#### Problem to solve
The records below are made of lines; count those holding the word "issued" and give the number only.

#### The input
--- Begin ---
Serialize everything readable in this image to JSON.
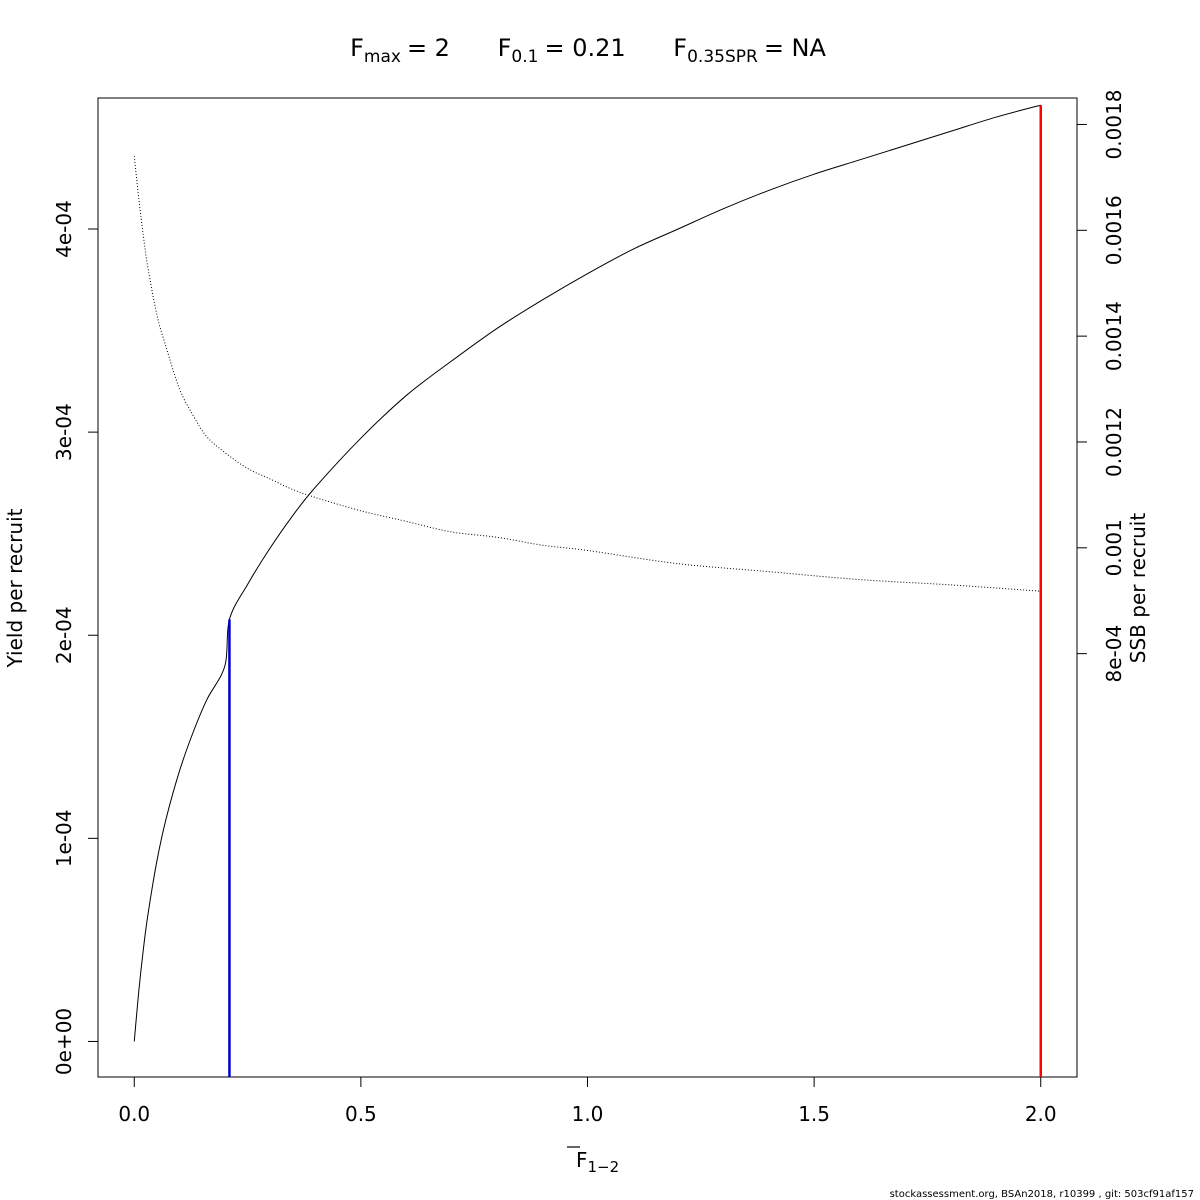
{
  "title": {
    "fmax": {
      "base": "F",
      "sub": "max",
      "value": "= 2"
    },
    "f01": {
      "base": "F",
      "sub": "0.1",
      "value": "= 0.21"
    },
    "fspr": {
      "base": "F",
      "sub": "0.35SPR",
      "value": "= NA"
    }
  },
  "footer": "stockassessment.org, BSAn2018, r10399 , git: 503cf91af157",
  "chart_data": {
    "type": "line",
    "xlabel": {
      "base": "F",
      "sub": "1−2",
      "overline": true
    },
    "ylabel": "Yield per recruit",
    "y2label": "SSB per recruit",
    "xlim": [
      -0.08,
      2.08
    ],
    "ylim": [
      -1.75e-05,
      0.0004645
    ],
    "y2lim": [
      0.0,
      0.00185
    ],
    "x_ticks": [
      0.0,
      0.5,
      1.0,
      1.5,
      2.0
    ],
    "x_tick_labels": [
      "0.0",
      "0.5",
      "1.0",
      "1.5",
      "2.0"
    ],
    "y_ticks": [
      0,
      0.0001,
      0.0002,
      0.0003,
      0.0004
    ],
    "y_tick_labels": [
      "0e+00",
      "1e-04",
      "2e-04",
      "3e-04",
      "4e-04"
    ],
    "y2_ticks": [
      0.0008,
      0.001,
      0.0012,
      0.0014,
      0.0016,
      0.0018
    ],
    "y2_tick_labels": [
      "8e-04",
      "0.001",
      "0.0012",
      "0.0014",
      "0.0016",
      "0.0018"
    ],
    "grid": false,
    "series": [
      {
        "axis": "left",
        "style": "solid",
        "color": "#000000",
        "x": [
          0,
          0.01,
          0.02,
          0.03,
          0.05,
          0.07,
          0.1,
          0.13,
          0.16,
          0.2,
          0.21,
          0.25,
          0.3,
          0.35,
          0.4,
          0.5,
          0.6,
          0.7,
          0.8,
          0.9,
          1.0,
          1.1,
          1.2,
          1.3,
          1.4,
          1.5,
          1.6,
          1.7,
          1.8,
          1.9,
          2.0
        ],
        "y": [
          0,
          2.48e-05,
          4.52e-05,
          6.22e-05,
          8.89e-05,
          0.0001094,
          0.0001333,
          0.0001523,
          0.0001682,
          0.000185,
          0.0002078,
          0.000225,
          0.000243,
          0.000259,
          0.000273,
          0.000297,
          0.000318,
          0.000335,
          0.000351,
          0.000365,
          0.000378,
          0.00039,
          0.0004,
          0.00041,
          0.000419,
          0.000427,
          0.000434,
          0.000441,
          0.000448,
          0.000455,
          0.000461
        ]
      },
      {
        "axis": "right",
        "style": "dotted",
        "color": "#000000",
        "x": [
          0,
          0.01,
          0.02,
          0.03,
          0.05,
          0.07,
          0.1,
          0.13,
          0.16,
          0.2,
          0.25,
          0.3,
          0.35,
          0.4,
          0.5,
          0.6,
          0.7,
          0.8,
          0.9,
          1.0,
          1.2,
          1.4,
          1.6,
          1.8,
          2.0
        ],
        "y": [
          0.00174,
          0.00166,
          0.00159,
          0.00153,
          0.00144,
          0.00138,
          0.0013,
          0.00125,
          0.00121,
          0.00118,
          0.00115,
          0.00113,
          0.00111,
          0.001095,
          0.00107,
          0.00105,
          0.00103,
          0.00102,
          0.001005,
          0.000995,
          0.00097,
          0.000955,
          0.00094,
          0.00093,
          0.000918
        ]
      }
    ],
    "reference_lines": [
      {
        "name": "F0.1",
        "x": 0.21,
        "y": 0.0002078,
        "color": "#0000cc"
      },
      {
        "name": "Fmax",
        "x": 2.0,
        "y": 0.000461,
        "color": "#ff0000"
      }
    ]
  }
}
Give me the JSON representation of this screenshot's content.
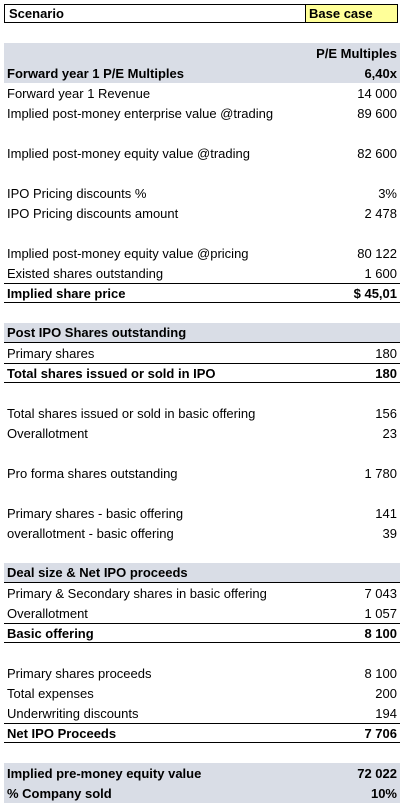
{
  "scenario": {
    "label": "Scenario",
    "value": "Base case"
  },
  "pe": {
    "column_header": "P/E Multiples",
    "title": {
      "label": "Forward year 1 P/E Multiples",
      "value": "6,40x"
    },
    "rows": [
      {
        "label": "Forward year 1 Revenue",
        "value": "14 000"
      },
      {
        "label": "Implied post-money enterprise value @trading",
        "value": "89 600"
      },
      {
        "label": "Implied post-money equity value @trading",
        "value": "82 600"
      },
      {
        "label": "IPO Pricing discounts %",
        "value": "3%"
      },
      {
        "label": "IPO Pricing discounts amount",
        "value": "2 478"
      },
      {
        "label": "Implied post-money equity value @pricing",
        "value": "80 122"
      },
      {
        "label": "Existed shares outstanding",
        "value": "1 600"
      }
    ],
    "share_price": {
      "label": "Implied share price",
      "value": "$ 45,01"
    }
  },
  "shares": {
    "title": "Post IPO Shares outstanding",
    "primary": {
      "label": "Primary shares",
      "value": "180"
    },
    "total_ipo": {
      "label": "Total shares issued or sold in IPO",
      "value": "180"
    },
    "basic": {
      "label": "Total shares issued or sold in basic offering",
      "value": "156"
    },
    "overallot": {
      "label": "Overallotment",
      "value": "23"
    },
    "proforma": {
      "label": "Pro forma shares outstanding",
      "value": "1 780"
    },
    "primary_basic": {
      "label": "Primary shares  - basic offering",
      "value": "141"
    },
    "overallot_basic": {
      "label": "overallotment  - basic offering",
      "value": "39"
    }
  },
  "deal": {
    "title": "Deal size & Net IPO proceeds",
    "prim_sec": {
      "label": "Primary & Secondary shares in basic offering",
      "value": "7 043"
    },
    "overallot": {
      "label": "Overallotment",
      "value": "1 057"
    },
    "basic": {
      "label": "Basic offering",
      "value": "8 100"
    },
    "prim_proceeds": {
      "label": "Primary shares proceeds",
      "value": "8 100"
    },
    "expenses": {
      "label": "Total expenses",
      "value": "200"
    },
    "underwriting": {
      "label": "Underwriting discounts",
      "value": "194"
    },
    "net": {
      "label": "Net IPO Proceeds",
      "value": "7 706"
    }
  },
  "summary": {
    "premoney": {
      "label": "Implied pre-money equity value",
      "value": "72 022"
    },
    "sold": {
      "label": "% Company sold",
      "value": "10%"
    }
  }
}
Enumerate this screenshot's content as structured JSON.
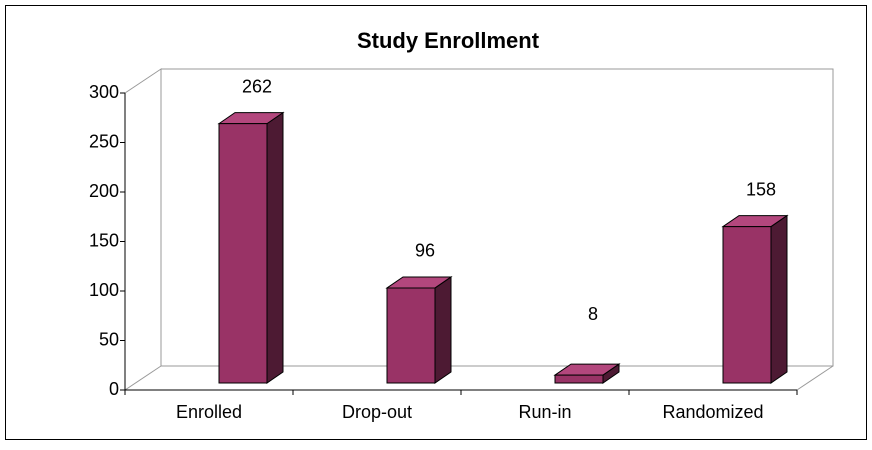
{
  "chart_data": {
    "type": "bar",
    "title": "Study Enrollment",
    "categories": [
      "Enrolled",
      "Drop-out",
      "Run-in",
      "Randomized"
    ],
    "values": [
      262,
      96,
      8,
      158
    ],
    "color": "#993366",
    "ylim": [
      0,
      300
    ],
    "yticks": [
      0,
      50,
      100,
      150,
      200,
      250,
      300
    ]
  }
}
--- End ---
#### Output of the task
2